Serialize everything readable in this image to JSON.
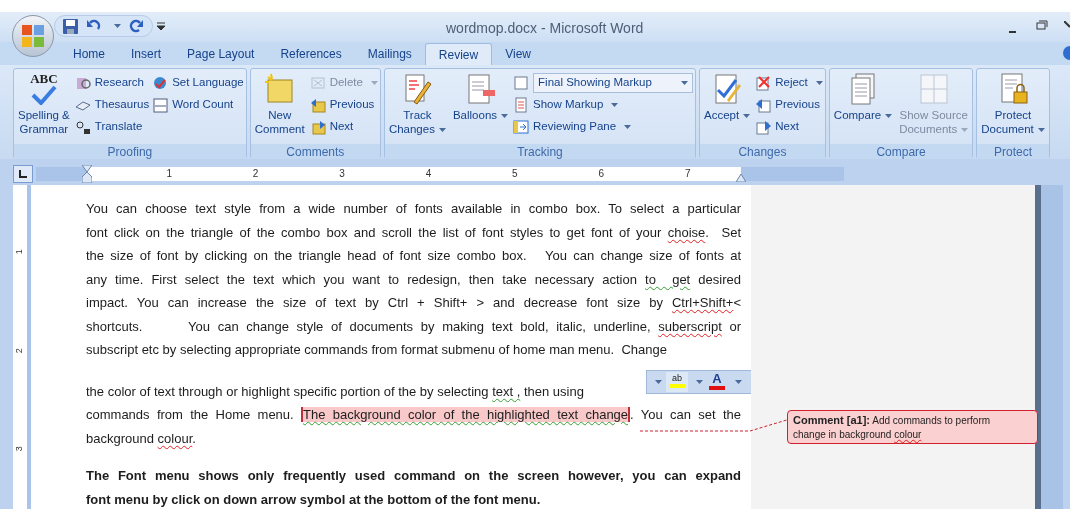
{
  "window": {
    "title": "wordmop.docx - Microsoft Word"
  },
  "tabs": [
    {
      "label": "Home",
      "selected": false
    },
    {
      "label": "Insert",
      "selected": false
    },
    {
      "label": "Page Layout",
      "selected": false
    },
    {
      "label": "References",
      "selected": false
    },
    {
      "label": "Mailings",
      "selected": false
    },
    {
      "label": "Review",
      "selected": true
    },
    {
      "label": "View",
      "selected": false
    }
  ],
  "ribbon": [
    {
      "label": "Proofing",
      "columns": [
        [
          {
            "kind": "large",
            "label": "Spelling &\nGrammar",
            "glyph": "ABC",
            "dropdown": false,
            "disabled": false
          }
        ],
        [
          {
            "kind": "small",
            "label": "Research",
            "dropdown": false,
            "disabled": false
          },
          {
            "kind": "small",
            "label": "Thesaurus",
            "dropdown": false,
            "disabled": false
          },
          {
            "kind": "small",
            "label": "Translate",
            "dropdown": false,
            "disabled": false
          }
        ],
        [
          {
            "kind": "small",
            "label": "Set Language",
            "dropdown": false,
            "disabled": false
          },
          {
            "kind": "small",
            "label": "Word Count",
            "dropdown": false,
            "disabled": false
          }
        ]
      ]
    },
    {
      "label": "Comments",
      "columns": [
        [
          {
            "kind": "large",
            "label": "New\nComment",
            "dropdown": false,
            "disabled": false
          }
        ],
        [
          {
            "kind": "small",
            "label": "Delete",
            "dropdown": true,
            "disabled": true
          },
          {
            "kind": "small",
            "label": "Previous",
            "dropdown": false,
            "disabled": false
          },
          {
            "kind": "small",
            "label": "Next",
            "dropdown": false,
            "disabled": false
          }
        ]
      ]
    },
    {
      "label": "Tracking",
      "columns": [
        [
          {
            "kind": "large",
            "label": "Track\nChanges",
            "dropdown": true,
            "disabled": false
          }
        ],
        [
          {
            "kind": "large",
            "label": "Balloons",
            "dropdown": true,
            "disabled": false
          }
        ],
        [
          {
            "kind": "combo",
            "label": "Final Showing Markup",
            "dropdown": true,
            "disabled": false
          },
          {
            "kind": "small",
            "label": "Show Markup",
            "dropdown": true,
            "disabled": false
          },
          {
            "kind": "small",
            "label": "Reviewing Pane",
            "dropdown": true,
            "disabled": false
          }
        ]
      ]
    },
    {
      "label": "Changes",
      "columns": [
        [
          {
            "kind": "large",
            "label": "Accept",
            "dropdown": true,
            "disabled": false
          }
        ],
        [
          {
            "kind": "small",
            "label": "Reject",
            "dropdown": true,
            "disabled": false
          },
          {
            "kind": "small",
            "label": "Previous",
            "dropdown": false,
            "disabled": false
          },
          {
            "kind": "small",
            "label": "Next",
            "dropdown": false,
            "disabled": false
          }
        ]
      ]
    },
    {
      "label": "Compare",
      "columns": [
        [
          {
            "kind": "large",
            "label": "Compare",
            "dropdown": true,
            "disabled": false
          }
        ],
        [
          {
            "kind": "large",
            "label": "Show Source\nDocuments",
            "dropdown": true,
            "disabled": true
          }
        ]
      ]
    },
    {
      "label": "Protect",
      "columns": [
        [
          {
            "kind": "large",
            "label": "Protect\nDocument",
            "dropdown": true,
            "disabled": false
          }
        ]
      ]
    }
  ],
  "ruler": {
    "numbers": [
      "1",
      "2",
      "3",
      "4",
      "5",
      "6",
      "7"
    ],
    "vertical_numbers": [
      "1",
      "2",
      "3"
    ]
  },
  "document": {
    "paragraphs": [
      {
        "bold": false,
        "lines": [
          [
            {
              "text": "You can choose text style from a wide number of fonts available in combo box. To select a particular",
              "kind": "plain"
            }
          ],
          [
            {
              "text": "font click on the triangle of the combo box and scroll the list of font styles to get font of your ",
              "kind": "plain"
            },
            {
              "text": "choise",
              "kind": "spelling"
            },
            {
              "text": ".  Set",
              "kind": "plain"
            }
          ],
          [
            {
              "text": "the size of font by clicking on the triangle head of font size combo box.   You can change size of fonts at",
              "kind": "plain"
            }
          ],
          [
            {
              "text": "any time. First select the text which you want to redesign, then take necessary action ",
              "kind": "plain"
            },
            {
              "text": "to  get",
              "kind": "grammar"
            },
            {
              "text": " desired",
              "kind": "plain"
            }
          ],
          [
            {
              "text": "impact. You can increase the size of text by Ctrl + Shift+ > and decrease font size by ",
              "kind": "plain"
            },
            {
              "text": "Ctrl+Shift+",
              "kind": "spelling"
            },
            {
              "text": "<",
              "kind": "plain"
            }
          ],
          [
            {
              "text": "shortcuts.      You can change style of documents by making text bold, italic, underline, ",
              "kind": "plain"
            },
            {
              "text": "suberscript",
              "kind": "spelling"
            },
            {
              "text": " or",
              "kind": "plain"
            }
          ],
          [
            {
              "text": "subscript etc by selecting appropriate commands from format submenu of home man menu.  Change",
              "kind": "plain"
            }
          ]
        ]
      },
      {
        "bold": false,
        "lines": [
          [
            {
              "text": "the color of text through or highlight specific portion of the by selecting ",
              "kind": "plain"
            },
            {
              "text": "text ,",
              "kind": "grammar"
            },
            {
              "text": " then using",
              "kind": "plain"
            }
          ],
          [
            {
              "text": "commands from the Home menu. ",
              "kind": "plain"
            },
            {
              "text": "The background color of the highlighted text change",
              "kind": "comment"
            },
            {
              "text": ". You can set the",
              "kind": "plain"
            }
          ],
          [
            {
              "text": "background ",
              "kind": "plain"
            },
            {
              "text": "colour",
              "kind": "spelling"
            },
            {
              "text": ".",
              "kind": "plain"
            }
          ]
        ]
      },
      {
        "bold": true,
        "lines": [
          [
            {
              "text": "The Font menu shows only frequently used command on the screen however, you can expand",
              "kind": "plain"
            }
          ],
          [
            {
              "text": "font menu by click on down arrow symbol at the bottom of the font menu.",
              "kind": "plain"
            }
          ]
        ]
      }
    ]
  },
  "mini_toolbar": {
    "highlight_glyph": "ab",
    "font_color_glyph": "A"
  },
  "comment": {
    "heading": "Comment [a1]:",
    "text": "Add commands to perform",
    "text_2": "change in background ",
    "flagged": "colour"
  }
}
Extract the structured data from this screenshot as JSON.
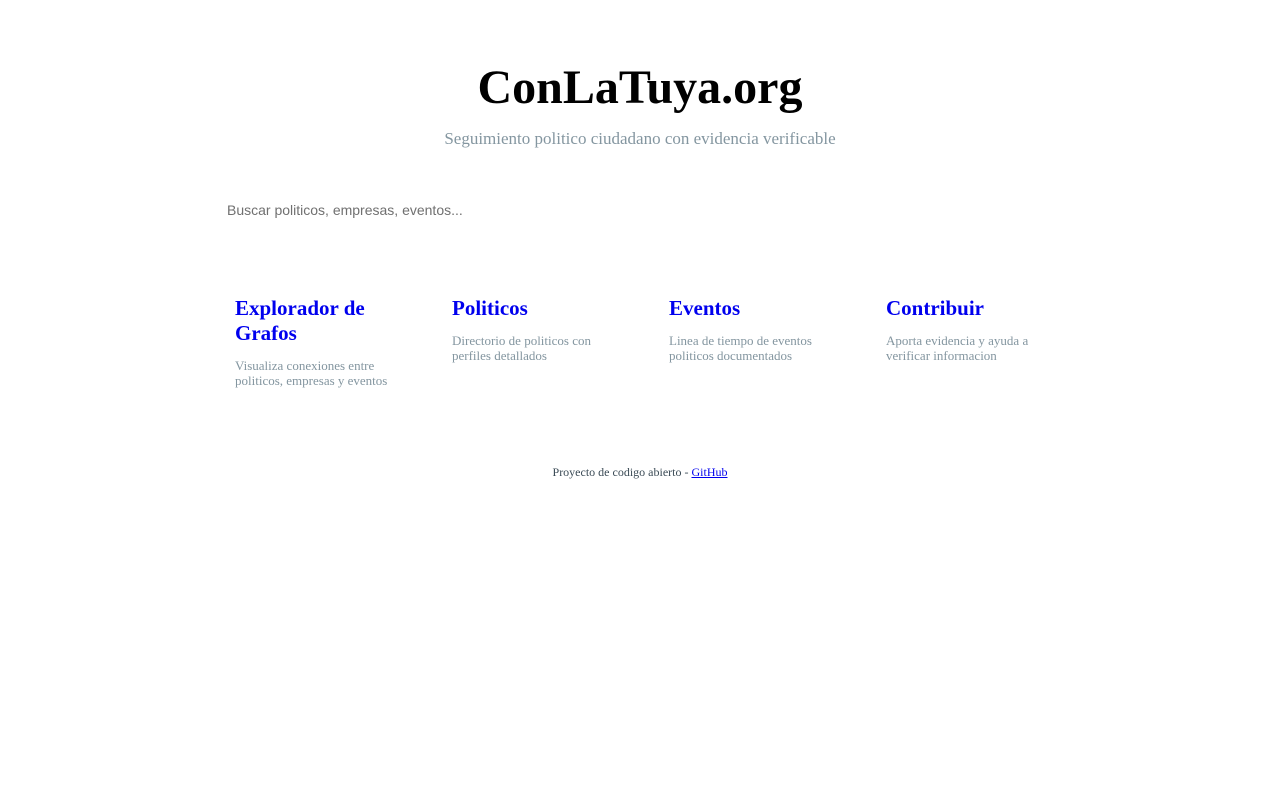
{
  "header": {
    "title": "ConLaTuya.org",
    "subtitle": "Seguimiento politico ciudadano con evidencia verificable"
  },
  "search": {
    "placeholder": "Buscar politicos, empresas, eventos...",
    "value": ""
  },
  "cards": [
    {
      "title": "Explorador de Grafos",
      "description": "Visualiza conexiones entre politicos, empresas y eventos"
    },
    {
      "title": "Politicos",
      "description": "Directorio de politicos con perfiles detallados"
    },
    {
      "title": "Eventos",
      "description": "Linea de tiempo de eventos politicos documentados"
    },
    {
      "title": "Contribuir",
      "description": "Aporta evidencia y ayuda a verificar informacion"
    }
  ],
  "footer": {
    "text": "Proyecto de codigo abierto - ",
    "link_label": "GitHub"
  },
  "colors": {
    "link": "#0000ee",
    "muted": "#8496a0",
    "title": "#000000"
  }
}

○ ○ ○ ○

◆ **Exercise goal**:
Lines containing the word "this" must all be returned from the material above.

◆ **Output**:
Serialize everything readable in this image to JSON.
Extract the structured data from this screenshot as JSON.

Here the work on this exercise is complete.